Entries taken from a collection:
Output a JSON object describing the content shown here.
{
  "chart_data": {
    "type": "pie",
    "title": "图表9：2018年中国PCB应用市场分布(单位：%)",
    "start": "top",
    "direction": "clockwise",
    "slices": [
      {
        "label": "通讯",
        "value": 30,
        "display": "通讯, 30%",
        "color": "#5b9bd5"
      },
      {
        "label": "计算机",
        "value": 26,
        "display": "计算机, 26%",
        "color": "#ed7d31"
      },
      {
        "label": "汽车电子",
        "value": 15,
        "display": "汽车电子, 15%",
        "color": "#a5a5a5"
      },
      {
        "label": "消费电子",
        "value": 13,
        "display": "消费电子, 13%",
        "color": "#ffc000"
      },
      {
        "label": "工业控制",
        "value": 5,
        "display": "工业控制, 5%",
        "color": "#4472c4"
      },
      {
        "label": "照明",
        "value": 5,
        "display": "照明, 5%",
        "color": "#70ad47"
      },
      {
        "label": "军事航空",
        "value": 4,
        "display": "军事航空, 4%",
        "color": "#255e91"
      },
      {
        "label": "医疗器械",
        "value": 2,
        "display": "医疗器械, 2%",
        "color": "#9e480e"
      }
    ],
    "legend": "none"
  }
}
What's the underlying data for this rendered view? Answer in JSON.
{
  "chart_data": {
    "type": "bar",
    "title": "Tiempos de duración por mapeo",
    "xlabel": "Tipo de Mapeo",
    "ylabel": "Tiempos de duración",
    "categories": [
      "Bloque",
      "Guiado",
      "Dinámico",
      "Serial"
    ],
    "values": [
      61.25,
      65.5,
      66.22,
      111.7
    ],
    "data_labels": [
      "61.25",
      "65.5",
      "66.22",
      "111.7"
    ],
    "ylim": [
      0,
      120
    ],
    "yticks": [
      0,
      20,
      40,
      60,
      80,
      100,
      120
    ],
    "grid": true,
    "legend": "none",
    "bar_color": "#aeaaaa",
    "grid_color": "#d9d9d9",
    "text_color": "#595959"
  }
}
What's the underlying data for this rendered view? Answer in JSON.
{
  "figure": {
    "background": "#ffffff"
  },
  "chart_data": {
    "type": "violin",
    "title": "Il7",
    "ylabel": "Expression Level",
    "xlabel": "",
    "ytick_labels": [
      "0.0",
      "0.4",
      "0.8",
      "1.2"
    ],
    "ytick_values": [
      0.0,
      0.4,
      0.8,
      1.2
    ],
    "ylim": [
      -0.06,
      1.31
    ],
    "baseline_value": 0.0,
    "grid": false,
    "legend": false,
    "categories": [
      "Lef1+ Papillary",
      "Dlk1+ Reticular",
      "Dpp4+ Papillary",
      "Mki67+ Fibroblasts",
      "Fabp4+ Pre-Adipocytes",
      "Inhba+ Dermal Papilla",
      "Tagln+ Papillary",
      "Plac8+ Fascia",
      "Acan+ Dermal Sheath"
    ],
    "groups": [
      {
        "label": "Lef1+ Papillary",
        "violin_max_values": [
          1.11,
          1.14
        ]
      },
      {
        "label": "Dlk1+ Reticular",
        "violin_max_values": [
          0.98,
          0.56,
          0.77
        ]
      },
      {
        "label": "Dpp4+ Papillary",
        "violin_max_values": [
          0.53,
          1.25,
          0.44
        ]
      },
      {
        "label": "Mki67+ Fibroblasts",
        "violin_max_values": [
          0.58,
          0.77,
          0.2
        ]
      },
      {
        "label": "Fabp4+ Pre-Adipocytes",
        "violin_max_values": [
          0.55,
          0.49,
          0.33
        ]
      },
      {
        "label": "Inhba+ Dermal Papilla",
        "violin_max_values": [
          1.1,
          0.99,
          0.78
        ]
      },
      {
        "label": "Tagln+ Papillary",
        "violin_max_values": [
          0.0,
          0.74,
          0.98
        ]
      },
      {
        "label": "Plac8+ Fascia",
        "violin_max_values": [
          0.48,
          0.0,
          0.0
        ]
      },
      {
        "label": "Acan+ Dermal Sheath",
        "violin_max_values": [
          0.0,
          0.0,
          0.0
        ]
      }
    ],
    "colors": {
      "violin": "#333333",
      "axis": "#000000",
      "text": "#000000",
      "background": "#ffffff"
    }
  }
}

**STATED PROBLEM**
Recopy the whole listing exactly.

**CORRECT RESULT**
Output a JSON object describing the content shown here.
{
  "chart_data": {
    "type": "pie",
    "title": "图表9：2018年中国PCB应用市场分布(单位：%)",
    "start": "top",
    "direction": "clockwise",
    "slices": [
      {
        "label": "通讯",
        "value": 30,
        "display": "通讯, 30%",
        "color": "#5b9bd5"
      },
      {
        "label": "计算机",
        "value": 26,
        "display": "计算机, 26%",
        "color": "#ed7d31"
      },
      {
        "label": "汽车电子",
        "value": 15,
        "display": "汽车电子, 15%",
        "color": "#a5a5a5"
      },
      {
        "label": "消费电子",
        "value": 13,
        "display": "消费电子, 13%",
        "color": "#ffc000"
      },
      {
        "label": "工业控制",
        "value": 5,
        "display": "工业控制, 5%",
        "color": "#4472c4"
      },
      {
        "label": "照明",
        "value": 5,
        "display": "照明, 5%",
        "color": "#70ad47"
      },
      {
        "label": "军事航空",
        "value": 4,
        "display": "军事航空, 4%",
        "color": "#255e91"
      },
      {
        "label": "医疗器械",
        "value": 2,
        "display": "医疗器械, 2%",
        "color": "#9e480e"
      }
    ],
    "legend": "none"
  }
}
What's the underlying data for this rendered view? Answer in JSON.
{
  "chart_data": {
    "type": "bar",
    "title": "Tiempos de duración por mapeo",
    "xlabel": "Tipo de Mapeo",
    "ylabel": "Tiempos de duración",
    "categories": [
      "Bloque",
      "Guiado",
      "Dinámico",
      "Serial"
    ],
    "values": [
      61.25,
      65.5,
      66.22,
      111.7
    ],
    "data_labels": [
      "61.25",
      "65.5",
      "66.22",
      "111.7"
    ],
    "ylim": [
      0,
      120
    ],
    "yticks": [
      0,
      20,
      40,
      60,
      80,
      100,
      120
    ],
    "grid": true,
    "legend": "none",
    "bar_color": "#aeaaaa",
    "grid_color": "#d9d9d9",
    "text_color": "#595959"
  }
}
What's the underlying data for this rendered view? Answer in JSON.
{
  "figure": {
    "background": "#ffffff"
  },
  "chart_data": {
    "type": "violin",
    "title": "Il7",
    "ylabel": "Expression Level",
    "xlabel": "",
    "ytick_labels": [
      "0.0",
      "0.4",
      "0.8",
      "1.2"
    ],
    "ytick_values": [
      0.0,
      0.4,
      0.8,
      1.2
    ],
    "ylim": [
      -0.06,
      1.31
    ],
    "baseline_value": 0.0,
    "grid": false,
    "legend": false,
    "categories": [
      "Lef1+ Papillary",
      "Dlk1+ Reticular",
      "Dpp4+ Papillary",
      "Mki67+ Fibroblasts",
      "Fabp4+ Pre-Adipocytes",
      "Inhba+ Dermal Papilla",
      "Tagln+ Papillary",
      "Plac8+ Fascia",
      "Acan+ Dermal Sheath"
    ],
    "groups": [
      {
        "label": "Lef1+ Papillary",
        "violin_max_values": [
          1.11,
          1.14
        ]
      },
      {
        "label": "Dlk1+ Reticular",
        "violin_max_values": [
          0.98,
          0.56,
          0.77
        ]
      },
      {
        "label": "Dpp4+ Papillary",
        "violin_max_values": [
          0.53,
          1.25,
          0.44
        ]
      },
      {
        "label": "Mki67+ Fibroblasts",
        "violin_max_values": [
          0.58,
          0.77,
          0.2
        ]
      },
      {
        "label": "Fabp4+ Pre-Adipocytes",
        "violin_max_values": [
          0.55,
          0.49,
          0.33
        ]
      },
      {
        "label": "Inhba+ Dermal Papilla",
        "violin_max_values": [
          1.1,
          0.99,
          0.78
        ]
      },
      {
        "label": "Tagln+ Papillary",
        "violin_max_values": [
          0.0,
          0.74,
          0.98
        ]
      },
      {
        "label": "Plac8+ Fascia",
        "violin_max_values": [
          0.48,
          0.0,
          0.0
        ]
      },
      {
        "label": "Acan+ Dermal Sheath",
        "violin_max_values": [
          0.0,
          0.0,
          0.0
        ]
      }
    ],
    "colors": {
      "violin": "#333333",
      "axis": "#000000",
      "text": "#000000",
      "background": "#ffffff"
    }
  }
}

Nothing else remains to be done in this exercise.